*Provided material*
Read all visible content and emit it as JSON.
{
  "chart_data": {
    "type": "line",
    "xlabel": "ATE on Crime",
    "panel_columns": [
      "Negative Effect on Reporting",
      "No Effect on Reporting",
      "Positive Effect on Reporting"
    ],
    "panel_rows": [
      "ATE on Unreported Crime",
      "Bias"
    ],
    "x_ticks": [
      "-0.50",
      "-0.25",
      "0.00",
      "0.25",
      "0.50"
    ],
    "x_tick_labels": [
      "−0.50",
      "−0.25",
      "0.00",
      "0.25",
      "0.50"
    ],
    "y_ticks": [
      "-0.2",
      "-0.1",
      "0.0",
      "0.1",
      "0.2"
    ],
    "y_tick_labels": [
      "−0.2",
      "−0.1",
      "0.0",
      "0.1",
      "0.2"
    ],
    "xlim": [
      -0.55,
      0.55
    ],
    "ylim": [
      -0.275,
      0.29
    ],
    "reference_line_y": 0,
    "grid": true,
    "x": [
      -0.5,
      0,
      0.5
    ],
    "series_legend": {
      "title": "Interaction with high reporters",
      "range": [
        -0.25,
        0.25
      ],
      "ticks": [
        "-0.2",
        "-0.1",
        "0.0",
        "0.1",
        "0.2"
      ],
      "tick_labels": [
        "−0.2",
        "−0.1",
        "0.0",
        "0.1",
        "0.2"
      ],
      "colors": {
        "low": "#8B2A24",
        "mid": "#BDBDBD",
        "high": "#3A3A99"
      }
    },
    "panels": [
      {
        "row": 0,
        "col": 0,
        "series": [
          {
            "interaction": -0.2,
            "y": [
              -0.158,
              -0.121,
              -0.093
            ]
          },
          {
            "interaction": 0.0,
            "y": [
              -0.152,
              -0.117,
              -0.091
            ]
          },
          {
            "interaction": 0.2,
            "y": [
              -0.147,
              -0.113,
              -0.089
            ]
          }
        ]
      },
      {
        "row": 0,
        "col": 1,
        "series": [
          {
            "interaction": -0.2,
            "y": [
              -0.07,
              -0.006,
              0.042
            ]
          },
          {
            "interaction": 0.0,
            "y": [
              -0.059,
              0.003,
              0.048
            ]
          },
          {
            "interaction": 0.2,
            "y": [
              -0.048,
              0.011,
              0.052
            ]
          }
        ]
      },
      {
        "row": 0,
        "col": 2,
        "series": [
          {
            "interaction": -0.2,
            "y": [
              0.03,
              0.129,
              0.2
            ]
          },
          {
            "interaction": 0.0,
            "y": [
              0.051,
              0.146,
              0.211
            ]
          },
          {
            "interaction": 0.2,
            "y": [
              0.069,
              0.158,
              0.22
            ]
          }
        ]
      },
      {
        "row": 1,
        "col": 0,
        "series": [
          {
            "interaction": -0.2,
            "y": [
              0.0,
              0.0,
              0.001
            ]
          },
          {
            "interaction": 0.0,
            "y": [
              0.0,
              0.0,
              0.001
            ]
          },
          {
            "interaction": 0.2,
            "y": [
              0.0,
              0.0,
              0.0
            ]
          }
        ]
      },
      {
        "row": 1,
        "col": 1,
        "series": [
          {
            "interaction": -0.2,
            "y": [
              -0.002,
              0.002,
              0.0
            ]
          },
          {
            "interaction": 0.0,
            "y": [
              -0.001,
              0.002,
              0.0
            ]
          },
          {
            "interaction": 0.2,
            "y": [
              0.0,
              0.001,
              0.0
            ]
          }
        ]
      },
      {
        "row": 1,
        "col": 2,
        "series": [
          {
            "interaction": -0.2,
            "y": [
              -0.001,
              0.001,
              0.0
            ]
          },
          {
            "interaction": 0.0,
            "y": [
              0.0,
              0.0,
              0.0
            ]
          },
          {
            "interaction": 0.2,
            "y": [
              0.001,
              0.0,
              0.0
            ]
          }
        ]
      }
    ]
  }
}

*Job*
Repeat the records above exactly, from the first line to the last.

*Result of this task*
Read all visible content and emit it as JSON.
{
  "chart_data": {
    "type": "line",
    "xlabel": "ATE on Crime",
    "panel_columns": [
      "Negative Effect on Reporting",
      "No Effect on Reporting",
      "Positive Effect on Reporting"
    ],
    "panel_rows": [
      "ATE on Unreported Crime",
      "Bias"
    ],
    "x_ticks": [
      "-0.50",
      "-0.25",
      "0.00",
      "0.25",
      "0.50"
    ],
    "x_tick_labels": [
      "−0.50",
      "−0.25",
      "0.00",
      "0.25",
      "0.50"
    ],
    "y_ticks": [
      "-0.2",
      "-0.1",
      "0.0",
      "0.1",
      "0.2"
    ],
    "y_tick_labels": [
      "−0.2",
      "−0.1",
      "0.0",
      "0.1",
      "0.2"
    ],
    "xlim": [
      -0.55,
      0.55
    ],
    "ylim": [
      -0.275,
      0.29
    ],
    "reference_line_y": 0,
    "grid": true,
    "x": [
      -0.5,
      0,
      0.5
    ],
    "series_legend": {
      "title": "Interaction with high reporters",
      "range": [
        -0.25,
        0.25
      ],
      "ticks": [
        "-0.2",
        "-0.1",
        "0.0",
        "0.1",
        "0.2"
      ],
      "tick_labels": [
        "−0.2",
        "−0.1",
        "0.0",
        "0.1",
        "0.2"
      ],
      "colors": {
        "low": "#8B2A24",
        "mid": "#BDBDBD",
        "high": "#3A3A99"
      }
    },
    "panels": [
      {
        "row": 0,
        "col": 0,
        "series": [
          {
            "interaction": -0.2,
            "y": [
              -0.158,
              -0.121,
              -0.093
            ]
          },
          {
            "interaction": 0.0,
            "y": [
              -0.152,
              -0.117,
              -0.091
            ]
          },
          {
            "interaction": 0.2,
            "y": [
              -0.147,
              -0.113,
              -0.089
            ]
          }
        ]
      },
      {
        "row": 0,
        "col": 1,
        "series": [
          {
            "interaction": -0.2,
            "y": [
              -0.07,
              -0.006,
              0.042
            ]
          },
          {
            "interaction": 0.0,
            "y": [
              -0.059,
              0.003,
              0.048
            ]
          },
          {
            "interaction": 0.2,
            "y": [
              -0.048,
              0.011,
              0.052
            ]
          }
        ]
      },
      {
        "row": 0,
        "col": 2,
        "series": [
          {
            "interaction": -0.2,
            "y": [
              0.03,
              0.129,
              0.2
            ]
          },
          {
            "interaction": 0.0,
            "y": [
              0.051,
              0.146,
              0.211
            ]
          },
          {
            "interaction": 0.2,
            "y": [
              0.069,
              0.158,
              0.22
            ]
          }
        ]
      },
      {
        "row": 1,
        "col": 0,
        "series": [
          {
            "interaction": -0.2,
            "y": [
              0.0,
              0.0,
              0.001
            ]
          },
          {
            "interaction": 0.0,
            "y": [
              0.0,
              0.0,
              0.001
            ]
          },
          {
            "interaction": 0.2,
            "y": [
              0.0,
              0.0,
              0.0
            ]
          }
        ]
      },
      {
        "row": 1,
        "col": 1,
        "series": [
          {
            "interaction": -0.2,
            "y": [
              -0.002,
              0.002,
              0.0
            ]
          },
          {
            "interaction": 0.0,
            "y": [
              -0.001,
              0.002,
              0.0
            ]
          },
          {
            "interaction": 0.2,
            "y": [
              0.0,
              0.001,
              0.0
            ]
          }
        ]
      },
      {
        "row": 1,
        "col": 2,
        "series": [
          {
            "interaction": -0.2,
            "y": [
              -0.001,
              0.001,
              0.0
            ]
          },
          {
            "interaction": 0.0,
            "y": [
              0.0,
              0.0,
              0.0
            ]
          },
          {
            "interaction": 0.2,
            "y": [
              0.001,
              0.0,
              0.0
            ]
          }
        ]
      }
    ]
  }
}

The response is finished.